* EXERCISE GOAL
Look through the material below for "Contamination". Copy every line that contains it.

*** SOURCE RECORDS ***

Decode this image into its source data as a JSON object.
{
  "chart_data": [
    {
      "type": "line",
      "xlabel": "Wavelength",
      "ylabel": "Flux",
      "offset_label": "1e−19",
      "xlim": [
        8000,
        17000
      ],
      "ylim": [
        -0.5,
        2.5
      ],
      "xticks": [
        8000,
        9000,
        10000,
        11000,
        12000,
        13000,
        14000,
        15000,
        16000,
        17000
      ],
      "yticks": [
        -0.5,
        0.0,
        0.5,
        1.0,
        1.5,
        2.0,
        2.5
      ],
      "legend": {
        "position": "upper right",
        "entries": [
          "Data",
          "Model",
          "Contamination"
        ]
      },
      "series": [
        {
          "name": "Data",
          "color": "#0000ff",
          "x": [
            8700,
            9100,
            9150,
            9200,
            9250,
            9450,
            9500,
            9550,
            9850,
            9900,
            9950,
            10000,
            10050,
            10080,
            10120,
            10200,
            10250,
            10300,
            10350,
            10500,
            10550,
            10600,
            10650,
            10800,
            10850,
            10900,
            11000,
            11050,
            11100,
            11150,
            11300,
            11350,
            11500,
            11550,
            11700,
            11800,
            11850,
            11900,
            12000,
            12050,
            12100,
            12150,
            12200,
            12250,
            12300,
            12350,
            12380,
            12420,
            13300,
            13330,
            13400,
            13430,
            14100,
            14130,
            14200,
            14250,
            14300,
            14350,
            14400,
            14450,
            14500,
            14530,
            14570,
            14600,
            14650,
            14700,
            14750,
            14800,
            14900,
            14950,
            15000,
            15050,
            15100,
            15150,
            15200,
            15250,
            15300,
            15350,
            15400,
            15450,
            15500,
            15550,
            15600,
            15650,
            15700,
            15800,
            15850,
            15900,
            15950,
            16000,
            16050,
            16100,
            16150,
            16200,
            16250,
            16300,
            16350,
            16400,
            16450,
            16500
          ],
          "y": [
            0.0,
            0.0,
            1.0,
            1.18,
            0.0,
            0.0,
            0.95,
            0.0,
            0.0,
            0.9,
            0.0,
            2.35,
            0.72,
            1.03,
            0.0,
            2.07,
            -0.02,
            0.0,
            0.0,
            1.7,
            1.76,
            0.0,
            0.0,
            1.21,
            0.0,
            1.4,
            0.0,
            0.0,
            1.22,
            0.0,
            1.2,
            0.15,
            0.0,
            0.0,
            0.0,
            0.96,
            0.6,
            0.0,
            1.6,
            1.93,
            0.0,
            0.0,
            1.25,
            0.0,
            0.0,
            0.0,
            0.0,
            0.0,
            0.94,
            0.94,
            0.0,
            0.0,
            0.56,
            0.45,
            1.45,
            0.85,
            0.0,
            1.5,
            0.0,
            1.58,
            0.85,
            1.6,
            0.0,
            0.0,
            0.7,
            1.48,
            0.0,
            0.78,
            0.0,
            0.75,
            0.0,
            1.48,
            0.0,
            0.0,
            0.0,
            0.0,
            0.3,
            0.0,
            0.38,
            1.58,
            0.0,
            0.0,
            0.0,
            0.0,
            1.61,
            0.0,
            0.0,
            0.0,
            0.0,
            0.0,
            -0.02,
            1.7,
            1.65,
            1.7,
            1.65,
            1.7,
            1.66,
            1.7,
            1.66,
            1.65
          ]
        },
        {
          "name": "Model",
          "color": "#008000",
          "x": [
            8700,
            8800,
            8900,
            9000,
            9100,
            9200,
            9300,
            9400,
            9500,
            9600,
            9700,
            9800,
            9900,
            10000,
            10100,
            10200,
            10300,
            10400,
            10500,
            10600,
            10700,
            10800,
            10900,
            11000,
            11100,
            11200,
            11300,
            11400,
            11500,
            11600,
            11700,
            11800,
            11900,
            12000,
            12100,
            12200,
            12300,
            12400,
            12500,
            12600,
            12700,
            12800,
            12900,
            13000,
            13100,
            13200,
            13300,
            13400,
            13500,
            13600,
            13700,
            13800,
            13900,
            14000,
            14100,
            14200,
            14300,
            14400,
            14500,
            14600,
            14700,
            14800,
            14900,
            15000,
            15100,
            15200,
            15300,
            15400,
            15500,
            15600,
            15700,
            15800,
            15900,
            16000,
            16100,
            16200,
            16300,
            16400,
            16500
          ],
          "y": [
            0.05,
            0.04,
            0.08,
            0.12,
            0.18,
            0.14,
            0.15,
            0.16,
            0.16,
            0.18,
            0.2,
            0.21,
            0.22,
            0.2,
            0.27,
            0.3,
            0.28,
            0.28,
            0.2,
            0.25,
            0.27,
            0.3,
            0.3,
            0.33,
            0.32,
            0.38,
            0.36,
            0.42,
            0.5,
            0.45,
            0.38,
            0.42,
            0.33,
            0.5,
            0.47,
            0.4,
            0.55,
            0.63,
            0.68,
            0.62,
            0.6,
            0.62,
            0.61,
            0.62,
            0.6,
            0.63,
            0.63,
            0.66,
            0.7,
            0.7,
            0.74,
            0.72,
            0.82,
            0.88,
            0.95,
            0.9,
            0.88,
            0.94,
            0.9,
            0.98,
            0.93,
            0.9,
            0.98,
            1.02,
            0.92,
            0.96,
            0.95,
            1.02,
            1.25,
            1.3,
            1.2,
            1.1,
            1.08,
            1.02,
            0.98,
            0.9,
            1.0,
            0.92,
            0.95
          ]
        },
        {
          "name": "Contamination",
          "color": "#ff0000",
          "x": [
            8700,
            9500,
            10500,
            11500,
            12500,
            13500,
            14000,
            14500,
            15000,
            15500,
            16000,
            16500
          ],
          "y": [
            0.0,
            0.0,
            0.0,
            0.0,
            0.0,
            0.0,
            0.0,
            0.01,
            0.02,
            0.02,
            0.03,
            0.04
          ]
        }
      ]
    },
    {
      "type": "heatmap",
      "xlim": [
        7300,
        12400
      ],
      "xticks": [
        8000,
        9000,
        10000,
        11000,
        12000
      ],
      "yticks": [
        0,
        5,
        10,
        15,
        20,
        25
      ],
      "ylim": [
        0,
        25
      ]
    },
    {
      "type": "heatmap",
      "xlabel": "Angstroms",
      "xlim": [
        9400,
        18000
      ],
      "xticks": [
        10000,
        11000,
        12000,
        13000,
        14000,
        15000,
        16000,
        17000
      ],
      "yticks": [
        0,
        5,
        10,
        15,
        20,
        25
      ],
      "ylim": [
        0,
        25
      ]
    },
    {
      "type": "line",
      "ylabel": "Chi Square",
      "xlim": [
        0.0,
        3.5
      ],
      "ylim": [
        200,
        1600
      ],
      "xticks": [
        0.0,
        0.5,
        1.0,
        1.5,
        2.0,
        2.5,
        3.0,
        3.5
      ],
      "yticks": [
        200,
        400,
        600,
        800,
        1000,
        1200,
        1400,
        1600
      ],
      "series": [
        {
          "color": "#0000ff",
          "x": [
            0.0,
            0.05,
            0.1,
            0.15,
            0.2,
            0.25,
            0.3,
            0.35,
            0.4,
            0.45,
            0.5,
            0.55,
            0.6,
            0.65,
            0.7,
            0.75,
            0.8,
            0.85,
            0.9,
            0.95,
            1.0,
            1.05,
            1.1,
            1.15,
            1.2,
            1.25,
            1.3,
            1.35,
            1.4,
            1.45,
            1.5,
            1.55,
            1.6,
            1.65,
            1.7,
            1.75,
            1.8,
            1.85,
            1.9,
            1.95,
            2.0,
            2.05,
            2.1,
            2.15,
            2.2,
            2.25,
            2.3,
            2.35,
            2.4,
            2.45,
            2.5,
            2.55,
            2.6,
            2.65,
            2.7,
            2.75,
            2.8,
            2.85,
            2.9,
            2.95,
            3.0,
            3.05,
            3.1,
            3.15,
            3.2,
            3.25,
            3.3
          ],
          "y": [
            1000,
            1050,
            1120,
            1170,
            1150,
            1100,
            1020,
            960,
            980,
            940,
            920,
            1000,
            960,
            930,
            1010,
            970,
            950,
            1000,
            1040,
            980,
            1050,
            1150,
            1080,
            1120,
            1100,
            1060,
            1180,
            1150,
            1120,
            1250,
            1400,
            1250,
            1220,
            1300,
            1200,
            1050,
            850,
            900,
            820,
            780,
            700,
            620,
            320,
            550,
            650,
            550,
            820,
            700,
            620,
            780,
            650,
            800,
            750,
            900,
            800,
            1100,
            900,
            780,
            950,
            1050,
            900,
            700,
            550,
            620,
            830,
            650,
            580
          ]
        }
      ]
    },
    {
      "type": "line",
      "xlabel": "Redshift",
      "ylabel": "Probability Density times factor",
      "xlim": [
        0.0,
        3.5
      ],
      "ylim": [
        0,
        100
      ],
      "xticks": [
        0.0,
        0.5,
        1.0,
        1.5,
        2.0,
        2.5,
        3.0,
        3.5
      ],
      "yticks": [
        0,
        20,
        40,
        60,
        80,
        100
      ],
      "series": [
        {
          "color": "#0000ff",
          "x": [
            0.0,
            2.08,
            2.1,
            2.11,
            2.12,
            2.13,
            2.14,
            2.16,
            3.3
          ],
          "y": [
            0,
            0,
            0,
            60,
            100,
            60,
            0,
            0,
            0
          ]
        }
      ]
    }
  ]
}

***

* TASK OUTPUT
          "Contamination"
          "name": "Contamination",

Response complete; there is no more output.